§ Work to do: Which lines hold the word "pages"? Copy each of them from the material.

§ Information provided:
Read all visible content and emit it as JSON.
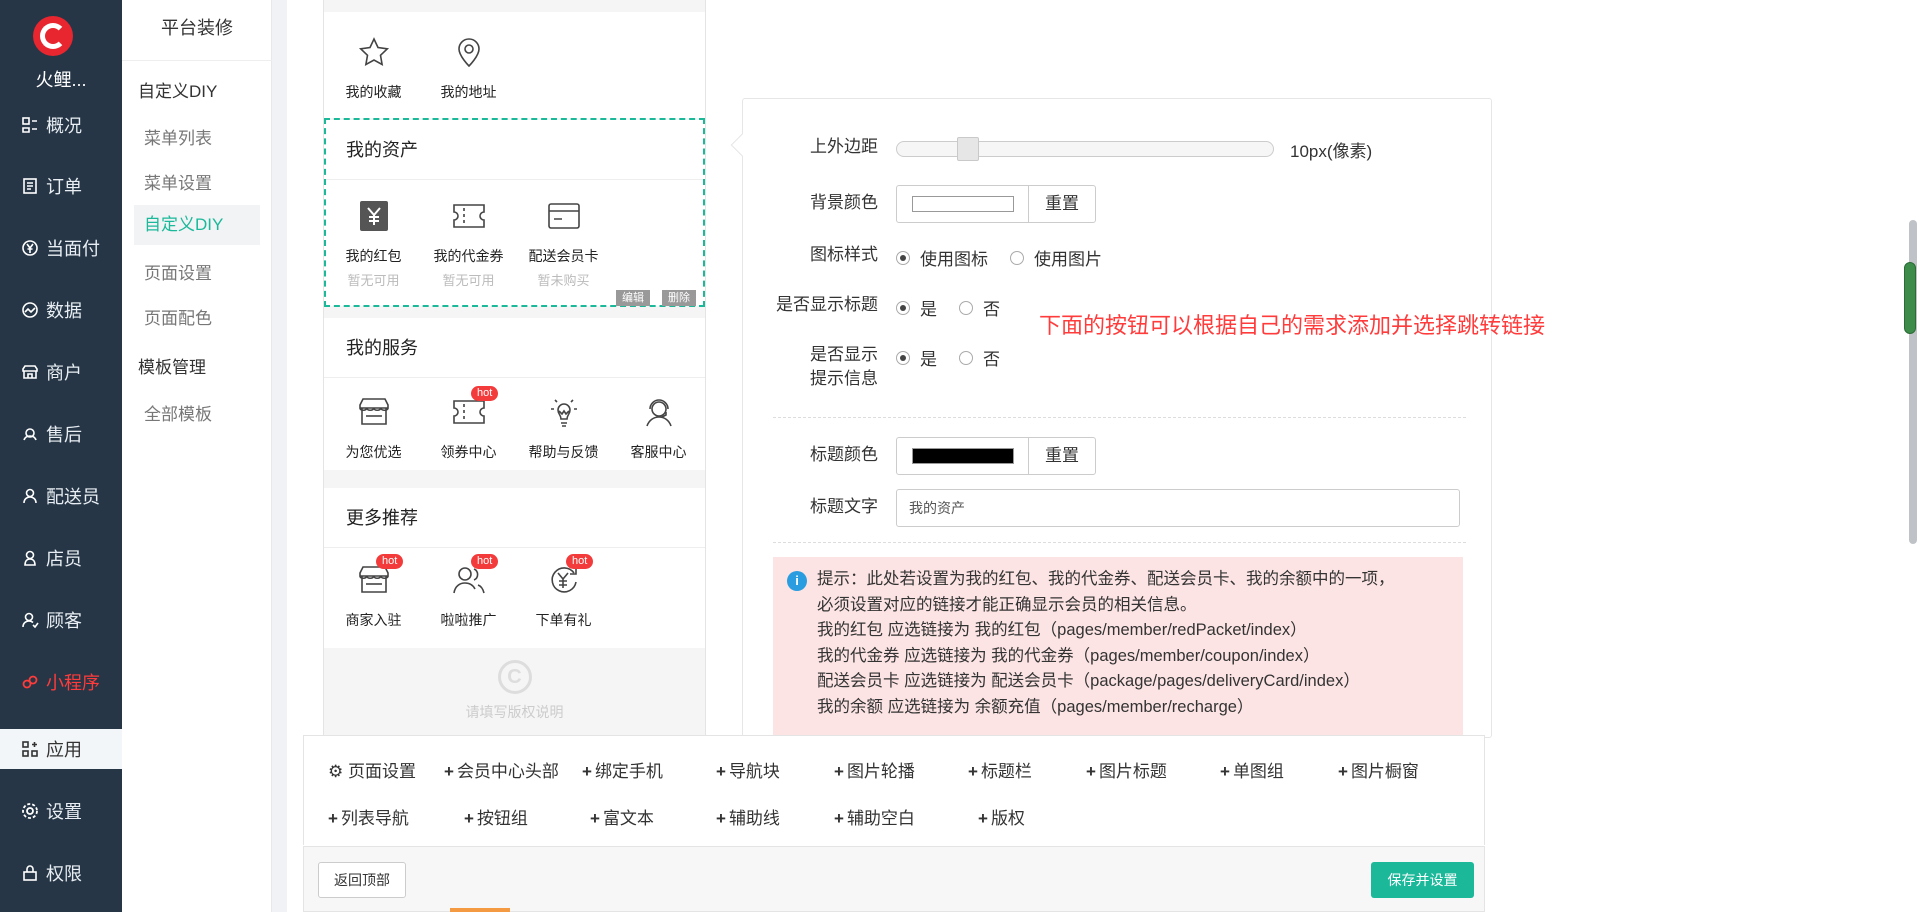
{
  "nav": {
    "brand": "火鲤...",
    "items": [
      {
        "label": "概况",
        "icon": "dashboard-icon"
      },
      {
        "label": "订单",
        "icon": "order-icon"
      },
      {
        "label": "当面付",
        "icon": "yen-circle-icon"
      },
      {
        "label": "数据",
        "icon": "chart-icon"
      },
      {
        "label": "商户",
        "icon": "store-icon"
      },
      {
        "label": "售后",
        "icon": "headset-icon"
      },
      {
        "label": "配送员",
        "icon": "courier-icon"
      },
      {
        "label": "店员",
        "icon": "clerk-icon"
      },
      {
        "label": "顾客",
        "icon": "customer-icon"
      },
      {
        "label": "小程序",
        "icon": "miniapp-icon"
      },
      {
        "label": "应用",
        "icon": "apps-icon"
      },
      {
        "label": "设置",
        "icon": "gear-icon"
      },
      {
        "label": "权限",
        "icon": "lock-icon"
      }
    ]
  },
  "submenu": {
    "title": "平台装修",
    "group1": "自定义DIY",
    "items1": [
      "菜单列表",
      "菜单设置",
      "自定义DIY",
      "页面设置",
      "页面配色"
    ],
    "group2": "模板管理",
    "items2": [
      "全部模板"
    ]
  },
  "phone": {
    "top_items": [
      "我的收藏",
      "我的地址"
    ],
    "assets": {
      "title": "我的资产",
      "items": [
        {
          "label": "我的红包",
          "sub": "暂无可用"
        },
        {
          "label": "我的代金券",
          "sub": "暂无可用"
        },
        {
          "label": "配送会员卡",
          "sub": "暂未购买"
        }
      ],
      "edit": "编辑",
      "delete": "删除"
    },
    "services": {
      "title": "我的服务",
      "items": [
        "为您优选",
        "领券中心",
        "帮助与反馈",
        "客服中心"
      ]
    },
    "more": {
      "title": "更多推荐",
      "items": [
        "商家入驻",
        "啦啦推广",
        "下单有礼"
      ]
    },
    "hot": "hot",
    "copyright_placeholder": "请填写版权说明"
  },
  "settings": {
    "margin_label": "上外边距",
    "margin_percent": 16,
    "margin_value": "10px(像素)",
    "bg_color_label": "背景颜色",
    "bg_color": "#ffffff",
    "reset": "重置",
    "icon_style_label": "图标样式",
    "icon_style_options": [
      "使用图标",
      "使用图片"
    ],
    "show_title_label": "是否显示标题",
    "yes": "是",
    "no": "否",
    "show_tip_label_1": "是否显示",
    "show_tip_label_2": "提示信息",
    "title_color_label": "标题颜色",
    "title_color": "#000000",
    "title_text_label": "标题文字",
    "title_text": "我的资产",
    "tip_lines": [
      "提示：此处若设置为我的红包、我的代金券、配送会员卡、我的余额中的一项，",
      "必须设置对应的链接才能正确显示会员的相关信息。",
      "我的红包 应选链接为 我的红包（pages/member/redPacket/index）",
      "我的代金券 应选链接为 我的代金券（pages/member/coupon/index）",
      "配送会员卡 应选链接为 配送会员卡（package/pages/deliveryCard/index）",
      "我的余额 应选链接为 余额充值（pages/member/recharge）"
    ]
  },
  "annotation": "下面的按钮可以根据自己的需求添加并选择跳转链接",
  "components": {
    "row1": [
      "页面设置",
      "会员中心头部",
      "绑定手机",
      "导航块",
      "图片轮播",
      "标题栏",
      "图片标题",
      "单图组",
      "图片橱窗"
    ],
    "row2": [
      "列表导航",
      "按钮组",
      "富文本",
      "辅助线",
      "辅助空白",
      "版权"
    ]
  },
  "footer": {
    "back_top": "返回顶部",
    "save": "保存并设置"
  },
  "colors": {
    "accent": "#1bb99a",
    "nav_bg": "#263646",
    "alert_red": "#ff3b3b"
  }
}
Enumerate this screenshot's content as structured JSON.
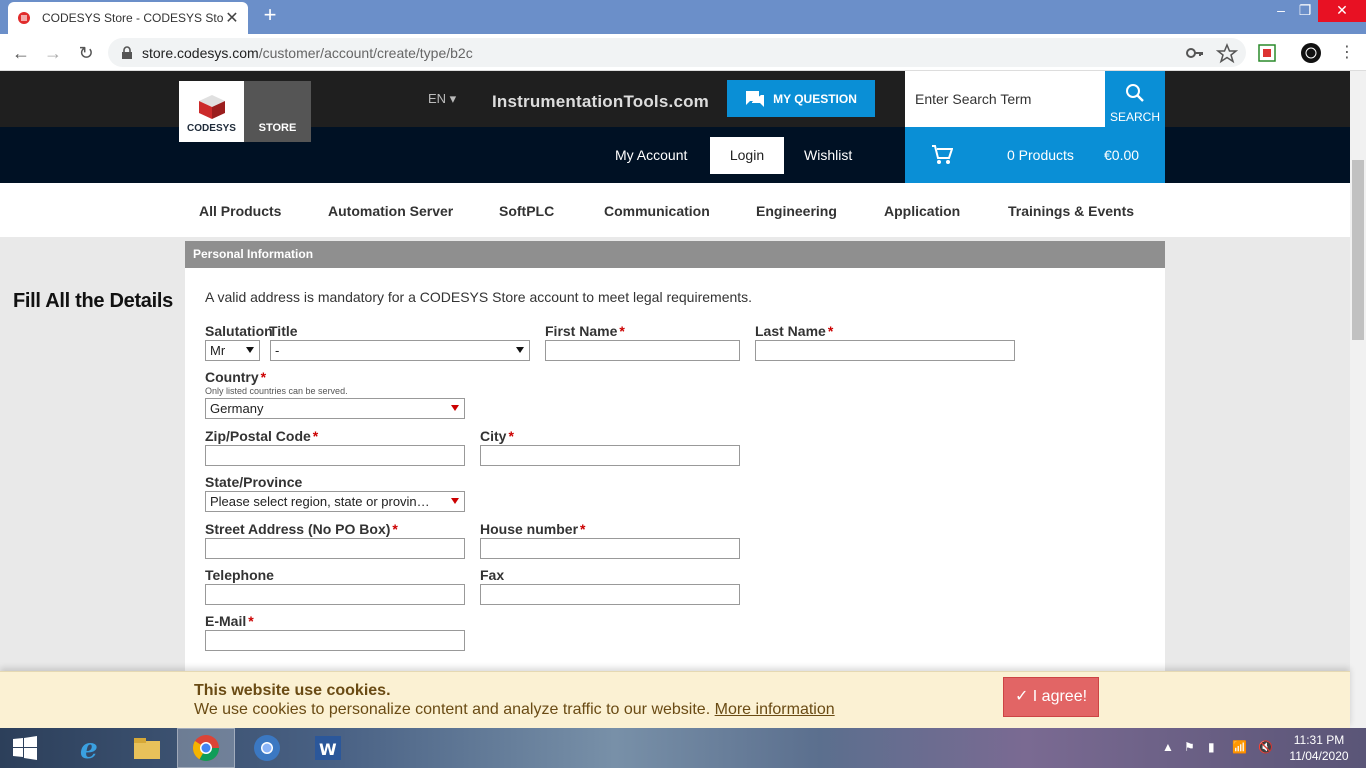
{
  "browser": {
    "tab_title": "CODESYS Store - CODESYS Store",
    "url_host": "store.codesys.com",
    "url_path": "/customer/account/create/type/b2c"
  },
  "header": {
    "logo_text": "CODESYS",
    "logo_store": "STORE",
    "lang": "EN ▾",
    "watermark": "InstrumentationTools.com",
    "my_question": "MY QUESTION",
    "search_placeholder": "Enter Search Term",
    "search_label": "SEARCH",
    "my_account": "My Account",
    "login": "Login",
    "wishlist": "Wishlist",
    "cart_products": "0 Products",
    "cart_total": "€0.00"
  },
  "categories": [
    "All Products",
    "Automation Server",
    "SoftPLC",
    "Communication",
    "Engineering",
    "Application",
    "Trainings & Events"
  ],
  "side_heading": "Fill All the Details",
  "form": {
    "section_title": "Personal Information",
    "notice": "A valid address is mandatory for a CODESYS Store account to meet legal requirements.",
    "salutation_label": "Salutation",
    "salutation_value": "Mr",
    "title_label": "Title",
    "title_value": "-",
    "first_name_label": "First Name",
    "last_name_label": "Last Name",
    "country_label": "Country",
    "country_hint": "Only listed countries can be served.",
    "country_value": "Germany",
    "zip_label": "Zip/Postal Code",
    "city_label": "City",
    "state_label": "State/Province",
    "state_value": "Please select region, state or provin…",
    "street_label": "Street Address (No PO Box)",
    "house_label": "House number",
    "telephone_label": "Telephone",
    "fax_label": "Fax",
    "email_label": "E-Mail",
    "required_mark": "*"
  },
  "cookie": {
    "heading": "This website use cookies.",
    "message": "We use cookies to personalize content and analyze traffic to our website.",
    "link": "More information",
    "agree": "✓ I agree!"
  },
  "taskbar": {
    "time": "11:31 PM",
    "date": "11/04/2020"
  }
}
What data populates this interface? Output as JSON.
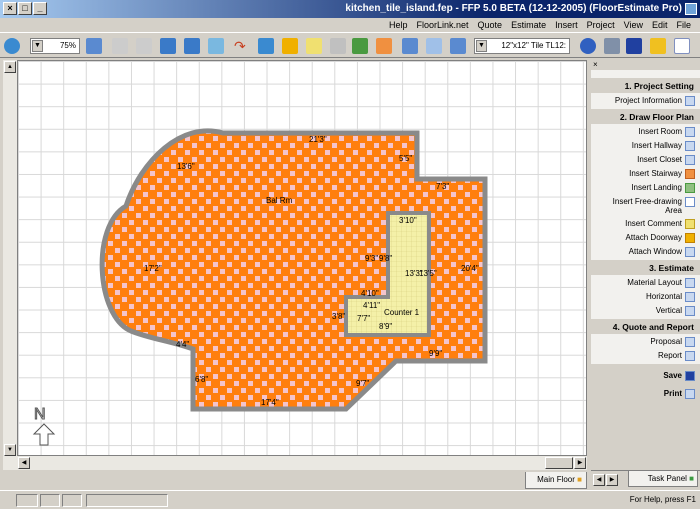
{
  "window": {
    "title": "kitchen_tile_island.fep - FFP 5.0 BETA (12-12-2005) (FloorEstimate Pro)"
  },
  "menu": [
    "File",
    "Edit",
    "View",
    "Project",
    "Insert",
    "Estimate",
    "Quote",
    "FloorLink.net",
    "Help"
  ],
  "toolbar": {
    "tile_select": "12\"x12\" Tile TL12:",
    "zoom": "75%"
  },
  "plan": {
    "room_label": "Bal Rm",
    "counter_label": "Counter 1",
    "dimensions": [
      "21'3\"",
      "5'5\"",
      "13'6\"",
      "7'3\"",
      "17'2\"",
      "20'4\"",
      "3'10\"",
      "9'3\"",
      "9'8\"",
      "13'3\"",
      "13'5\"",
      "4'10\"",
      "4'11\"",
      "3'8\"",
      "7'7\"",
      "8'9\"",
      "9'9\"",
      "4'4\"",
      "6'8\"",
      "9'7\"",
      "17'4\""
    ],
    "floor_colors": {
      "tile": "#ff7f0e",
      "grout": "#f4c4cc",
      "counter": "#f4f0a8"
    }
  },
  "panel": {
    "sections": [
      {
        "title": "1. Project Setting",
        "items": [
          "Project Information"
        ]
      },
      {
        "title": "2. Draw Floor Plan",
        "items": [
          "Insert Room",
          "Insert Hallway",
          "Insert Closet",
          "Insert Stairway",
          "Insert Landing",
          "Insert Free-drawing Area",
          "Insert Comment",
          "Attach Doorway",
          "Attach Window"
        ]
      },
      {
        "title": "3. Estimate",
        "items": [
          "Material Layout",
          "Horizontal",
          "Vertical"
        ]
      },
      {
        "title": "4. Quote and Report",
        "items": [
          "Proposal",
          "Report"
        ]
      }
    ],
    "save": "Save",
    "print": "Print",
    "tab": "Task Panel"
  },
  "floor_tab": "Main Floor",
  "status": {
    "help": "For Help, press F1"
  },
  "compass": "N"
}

§ Response to the exercise:
      "我的红包 应选链接为 我的红包（pages/member/redPacket/index）",
      "我的代金券 应选链接为 我的代金券（pages/member/coupon/index）",
      "配送会员卡 应选链接为 配送会员卡（package/pages/deliveryCard/index）",
      "我的余额 应选链接为 余额充值（pages/member/recharge）"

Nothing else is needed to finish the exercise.